[START OF Dataset rows]

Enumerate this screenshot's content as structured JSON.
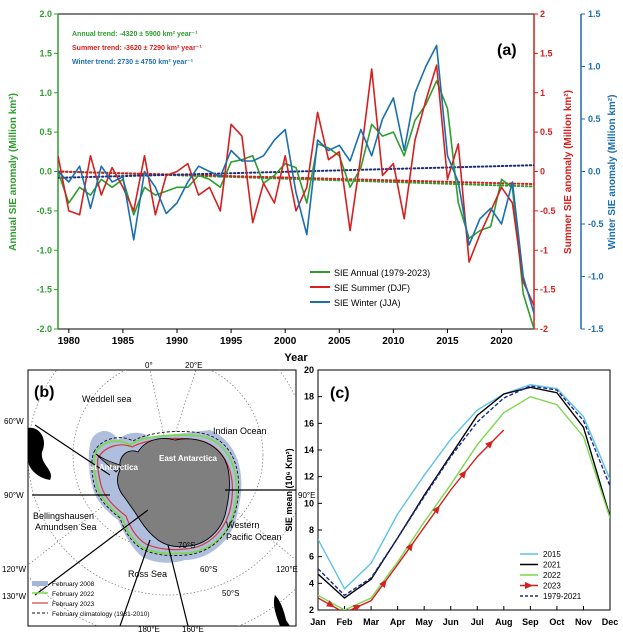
{
  "panel_a": {
    "label": "(a)",
    "trends": {
      "annual": "Annual trend: -4320 ± 5900 km² year⁻¹",
      "summer": "Summer trend: -3620 ± 7290 km² year⁻¹",
      "winter": "Winter trend: 2730 ± 4750 km² year⁻¹"
    }
  },
  "panel_b": {
    "label": "(b)",
    "regions": {
      "weddell": "Weddell sea",
      "indian": "Indian Ocean",
      "bellingshausen": "Bellingshausen",
      "amundsen": "Amundsen Sea",
      "ross": "Ross Sea",
      "west_ant": "West Antarctica",
      "east_ant": "East Antarctica",
      "west_pacific_1": "Western",
      "west_pacific_2": "Pacific Ocean"
    },
    "lon_labels": {
      "e0": "0°",
      "e20": "20°E",
      "w60": "60°W",
      "w90": "90°W",
      "e90": "90°E",
      "w120": "120°W",
      "e120": "120°E",
      "w130": "130°W",
      "e180": "180°E",
      "e160": "160°E"
    },
    "lat_labels": {
      "s70": "70°S",
      "s60": "60°S",
      "s50": "50°S"
    },
    "legend": [
      {
        "label": "February 2008",
        "color": "#a5b7d8"
      },
      {
        "label": "February 2022",
        "color": "#7cd84f"
      },
      {
        "label": "February 2023",
        "color": "#d23a3a"
      },
      {
        "label": "February climatology (1981-2010)",
        "color": "#111111"
      }
    ]
  },
  "chart_data": [
    {
      "type": "line",
      "title": "(a)",
      "xlabel": "Year",
      "ylabel": "Annual SIE anomaly (Million km²)",
      "ylabel_right1": "Summer SIE anomaly (Million km²)",
      "ylabel_right2": "Winter SIE anomaly (Million km²)",
      "xlim": [
        1979,
        2023
      ],
      "ylim": [
        -2.0,
        2.0
      ],
      "ylim_right1": [
        -2.0,
        2.0
      ],
      "ylim_right2": [
        -1.5,
        1.5
      ],
      "x_ticks": [
        1980,
        1985,
        1990,
        1995,
        2000,
        2005,
        2010,
        2015,
        2020
      ],
      "y_ticks": [
        "2.0",
        "1.5",
        "1.0",
        "0.5",
        "0.0",
        "-0.5",
        "-1.0",
        "-1.5",
        "-2.0"
      ],
      "y_ticks_right1": [
        "2",
        "1.5",
        "1",
        "0.5",
        "0",
        "-0.5",
        "-1",
        "-1.5",
        "-2"
      ],
      "y_ticks_right2": [
        "1.5",
        "1.0",
        "0.5",
        "0.0",
        "-0.5",
        "-1.0",
        "-1.5"
      ],
      "x": [
        1979,
        1980,
        1981,
        1982,
        1983,
        1984,
        1985,
        1986,
        1987,
        1988,
        1989,
        1990,
        1991,
        1992,
        1993,
        1994,
        1995,
        1996,
        1997,
        1998,
        1999,
        2000,
        2001,
        2002,
        2003,
        2004,
        2005,
        2006,
        2007,
        2008,
        2009,
        2010,
        2011,
        2012,
        2013,
        2014,
        2015,
        2016,
        2017,
        2018,
        2019,
        2020,
        2021,
        2022,
        2023
      ],
      "series": [
        {
          "name": "SIE Annual (1979-2023)",
          "color": "#2e9e2e",
          "axis": "left",
          "values": [
            0.0,
            -0.4,
            -0.2,
            -0.3,
            -0.1,
            -0.2,
            -0.1,
            -0.55,
            -0.2,
            -0.3,
            -0.25,
            -0.2,
            -0.2,
            -0.05,
            -0.1,
            -0.2,
            0.12,
            0.15,
            0.2,
            -0.15,
            -0.05,
            0.1,
            0.05,
            -0.4,
            0.35,
            0.3,
            0.2,
            -0.2,
            0.05,
            0.6,
            0.45,
            0.5,
            0.2,
            0.65,
            0.85,
            1.15,
            0.8,
            -0.4,
            -0.85,
            -0.75,
            -0.7,
            -0.1,
            -0.2,
            -1.55,
            -2.0
          ]
        },
        {
          "name": "SIE Summer (DJF)",
          "color": "#d42020",
          "axis": "right1",
          "values": [
            0.2,
            -0.5,
            -0.55,
            0.2,
            -0.3,
            0.05,
            -0.2,
            -0.5,
            0.2,
            -0.55,
            -0.05,
            0.0,
            0.1,
            -0.3,
            -0.2,
            -0.5,
            0.6,
            0.45,
            -0.65,
            -0.15,
            -0.4,
            0.2,
            -0.5,
            -0.2,
            0.75,
            0.15,
            0.25,
            -0.75,
            0.2,
            1.3,
            -0.05,
            0.1,
            -0.6,
            0.4,
            0.9,
            1.35,
            -0.1,
            0.35,
            -1.15,
            -0.8,
            -0.5,
            -0.2,
            -0.4,
            -1.4,
            -1.7
          ]
        },
        {
          "name": "SIE Winter (JJA)",
          "color": "#1b6fae",
          "axis": "right2",
          "values": [
            0.0,
            -0.1,
            0.05,
            -0.35,
            0.05,
            -0.1,
            -0.05,
            -0.65,
            0.0,
            -0.15,
            -0.4,
            -0.3,
            -0.1,
            0.05,
            0.0,
            -0.05,
            0.2,
            0.1,
            0.1,
            0.15,
            0.3,
            0.4,
            -0.2,
            -0.6,
            0.3,
            0.2,
            0.25,
            0.1,
            0.4,
            0.15,
            0.5,
            0.7,
            0.2,
            0.75,
            1.0,
            1.2,
            0.15,
            -0.1,
            -0.7,
            -0.45,
            -0.35,
            -0.5,
            -0.1,
            -1.0,
            -1.35
          ]
        }
      ],
      "trend_lines": [
        {
          "name": "Annual trend",
          "color": "#2e9e2e",
          "axis": "left",
          "from": [
            1979,
            0.0
          ],
          "to": [
            2023,
            -0.19
          ]
        },
        {
          "name": "Summer trend",
          "color": "#d42020",
          "axis": "right1",
          "from": [
            1979,
            0.0
          ],
          "to": [
            2023,
            -0.16
          ]
        },
        {
          "name": "Winter trend",
          "color": "#1b2f7a",
          "axis": "right2",
          "from": [
            1979,
            -0.06
          ],
          "to": [
            2023,
            0.06
          ]
        }
      ],
      "legend": [
        "SIE Annual (1979-2023)",
        "SIE Summer (DJF)",
        "SIE Winter (JJA)"
      ],
      "legend_position": "lower-right"
    },
    {
      "type": "line",
      "title": "(c)",
      "xlabel": "",
      "ylabel": "SIE mean (10⁶ Km²)",
      "categories": [
        "Jan",
        "Feb",
        "Mar",
        "Apr",
        "May",
        "Jun",
        "Jul",
        "Aug",
        "Sep",
        "Oct",
        "Nov",
        "Dec"
      ],
      "ylim": [
        2,
        20
      ],
      "y_ticks": [
        2,
        4,
        6,
        8,
        10,
        12,
        14,
        16,
        18,
        20
      ],
      "series": [
        {
          "name": "2015",
          "color": "#5ec3e8",
          "style": "solid",
          "values": [
            7.3,
            3.6,
            5.5,
            9.2,
            12.1,
            14.8,
            17.0,
            18.2,
            18.9,
            18.6,
            16.5,
            11.8
          ]
        },
        {
          "name": "2021",
          "color": "#000000",
          "style": "solid",
          "values": [
            4.7,
            2.9,
            4.3,
            7.4,
            10.6,
            13.6,
            16.6,
            18.2,
            18.7,
            18.3,
            15.7,
            9.0
          ]
        },
        {
          "name": "2022",
          "color": "#7cd84f",
          "style": "solid",
          "values": [
            3.1,
            2.0,
            2.9,
            5.6,
            8.6,
            11.4,
            14.4,
            16.8,
            18.0,
            17.4,
            15.0,
            8.9
          ]
        },
        {
          "name": "2023",
          "color": "#d42020",
          "style": "arrow",
          "values": [
            2.9,
            1.8,
            2.7,
            5.4,
            8.2,
            11.0,
            13.5,
            15.5,
            null,
            null,
            null,
            null
          ]
        },
        {
          "name": "1979-2021",
          "color": "#1a2a8c",
          "style": "dashed",
          "values": [
            5.1,
            3.1,
            4.4,
            7.4,
            10.5,
            13.5,
            16.1,
            17.9,
            18.8,
            18.5,
            16.2,
            11.3
          ]
        }
      ],
      "legend": [
        "2015",
        "2021",
        "2022",
        "2023",
        "1979-2021"
      ],
      "legend_position": "lower-right"
    }
  ]
}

[END OF Dataset rows]

- [Instructions to follow] Only lines with the string "Annual" belong in your answer; copy each one.

- [Solution to the exercise]
      "annual": "Annual trend: -4320 ± 5900 km² year⁻¹",
      "ylabel": "Annual SIE anomaly (Million km²)",
          "name": "SIE Annual (1979-2023)",
          "name": "Annual trend",
        "SIE Annual (1979-2023)",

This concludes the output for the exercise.